> [What the task asks] From the listing, collect all lines containing the word "自由的意愿".

=== Task input ===

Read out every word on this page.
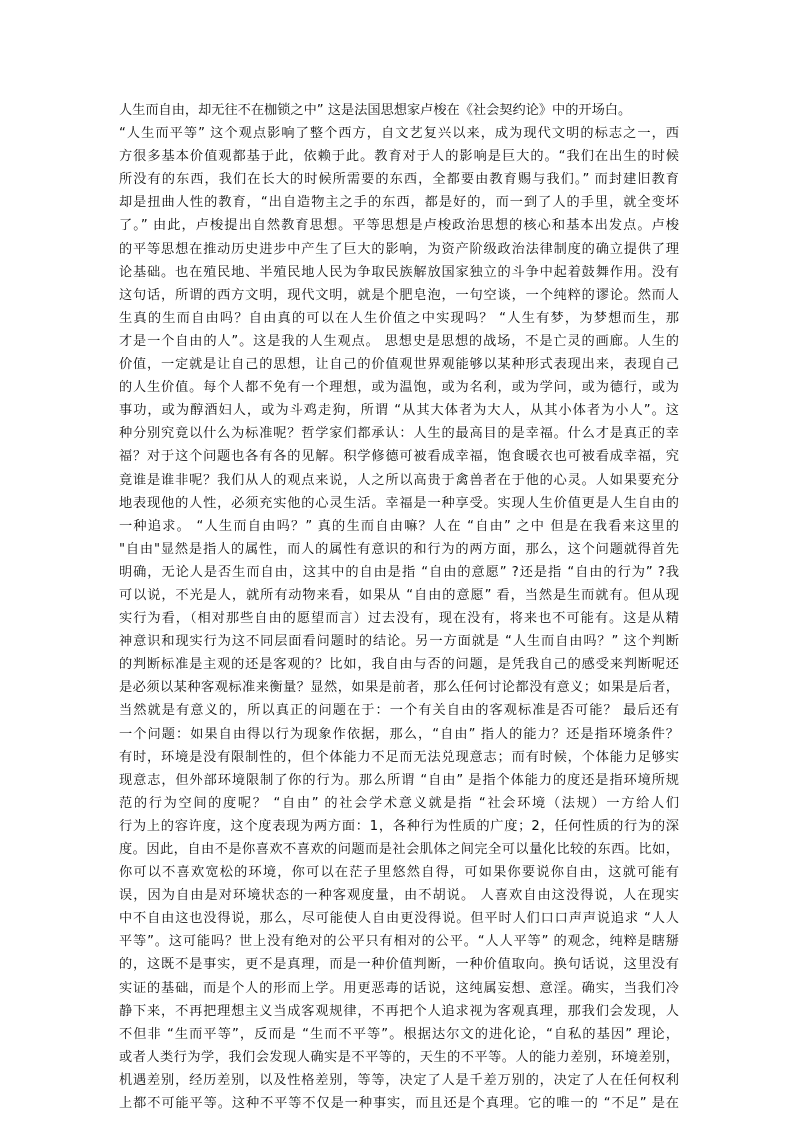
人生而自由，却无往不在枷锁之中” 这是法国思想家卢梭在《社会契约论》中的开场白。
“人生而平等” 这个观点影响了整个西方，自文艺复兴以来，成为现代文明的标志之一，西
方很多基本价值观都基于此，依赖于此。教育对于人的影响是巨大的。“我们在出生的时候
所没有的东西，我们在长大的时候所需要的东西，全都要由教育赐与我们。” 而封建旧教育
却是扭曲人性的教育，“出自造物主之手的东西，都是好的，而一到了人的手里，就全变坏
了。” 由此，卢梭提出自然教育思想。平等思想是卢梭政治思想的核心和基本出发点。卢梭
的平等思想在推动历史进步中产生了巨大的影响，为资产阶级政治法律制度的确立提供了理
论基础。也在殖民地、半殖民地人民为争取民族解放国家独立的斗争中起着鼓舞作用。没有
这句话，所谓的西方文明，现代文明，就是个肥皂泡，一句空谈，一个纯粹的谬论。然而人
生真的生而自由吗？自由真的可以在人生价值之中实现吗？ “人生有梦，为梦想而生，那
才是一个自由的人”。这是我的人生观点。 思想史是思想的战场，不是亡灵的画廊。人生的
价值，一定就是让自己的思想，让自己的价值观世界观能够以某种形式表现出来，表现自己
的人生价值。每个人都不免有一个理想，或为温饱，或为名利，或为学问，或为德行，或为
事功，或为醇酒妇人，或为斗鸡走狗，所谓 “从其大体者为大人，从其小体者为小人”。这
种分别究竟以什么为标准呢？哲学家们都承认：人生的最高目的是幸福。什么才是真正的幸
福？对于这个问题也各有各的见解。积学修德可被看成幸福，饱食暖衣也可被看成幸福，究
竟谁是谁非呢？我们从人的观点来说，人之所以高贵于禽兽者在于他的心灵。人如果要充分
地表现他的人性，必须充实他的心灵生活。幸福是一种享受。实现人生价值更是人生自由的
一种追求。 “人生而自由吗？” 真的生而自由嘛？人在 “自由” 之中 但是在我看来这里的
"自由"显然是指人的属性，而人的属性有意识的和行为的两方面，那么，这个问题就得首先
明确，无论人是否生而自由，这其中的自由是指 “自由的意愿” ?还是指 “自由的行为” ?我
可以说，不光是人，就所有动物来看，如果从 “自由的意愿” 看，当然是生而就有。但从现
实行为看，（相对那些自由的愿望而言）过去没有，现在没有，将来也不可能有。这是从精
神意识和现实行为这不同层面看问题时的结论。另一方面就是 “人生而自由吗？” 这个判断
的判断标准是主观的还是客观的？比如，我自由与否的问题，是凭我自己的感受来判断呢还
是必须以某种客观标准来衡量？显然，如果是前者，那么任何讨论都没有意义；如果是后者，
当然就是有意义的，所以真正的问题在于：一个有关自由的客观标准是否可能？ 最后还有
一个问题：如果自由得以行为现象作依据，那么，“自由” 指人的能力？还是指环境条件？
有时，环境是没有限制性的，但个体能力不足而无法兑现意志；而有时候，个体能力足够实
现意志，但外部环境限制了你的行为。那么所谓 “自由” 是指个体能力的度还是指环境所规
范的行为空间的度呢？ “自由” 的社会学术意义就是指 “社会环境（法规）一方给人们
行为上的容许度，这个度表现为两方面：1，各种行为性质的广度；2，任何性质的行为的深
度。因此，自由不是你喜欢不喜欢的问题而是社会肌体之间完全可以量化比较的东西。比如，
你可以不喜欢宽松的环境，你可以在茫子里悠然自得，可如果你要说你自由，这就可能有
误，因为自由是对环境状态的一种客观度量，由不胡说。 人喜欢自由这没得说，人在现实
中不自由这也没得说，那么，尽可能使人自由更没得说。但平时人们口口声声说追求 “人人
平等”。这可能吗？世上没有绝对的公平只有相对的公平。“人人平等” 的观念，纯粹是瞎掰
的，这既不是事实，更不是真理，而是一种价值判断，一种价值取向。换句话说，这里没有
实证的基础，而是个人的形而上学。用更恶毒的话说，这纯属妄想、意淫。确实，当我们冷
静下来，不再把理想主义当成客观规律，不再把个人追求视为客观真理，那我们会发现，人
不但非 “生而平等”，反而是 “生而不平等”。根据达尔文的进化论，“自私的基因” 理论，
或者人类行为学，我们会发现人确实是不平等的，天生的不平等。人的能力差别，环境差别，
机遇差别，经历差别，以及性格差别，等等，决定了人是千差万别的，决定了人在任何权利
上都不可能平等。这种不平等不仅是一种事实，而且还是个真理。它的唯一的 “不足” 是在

===

> [Exercise answer]
明确，无论人是否生而自由，这其中的自由是指 “自由的意愿” ?还是指 “自由的行为” ?我
可以说，不光是人，就所有动物来看，如果从 “自由的意愿” 看，当然是生而就有。但从现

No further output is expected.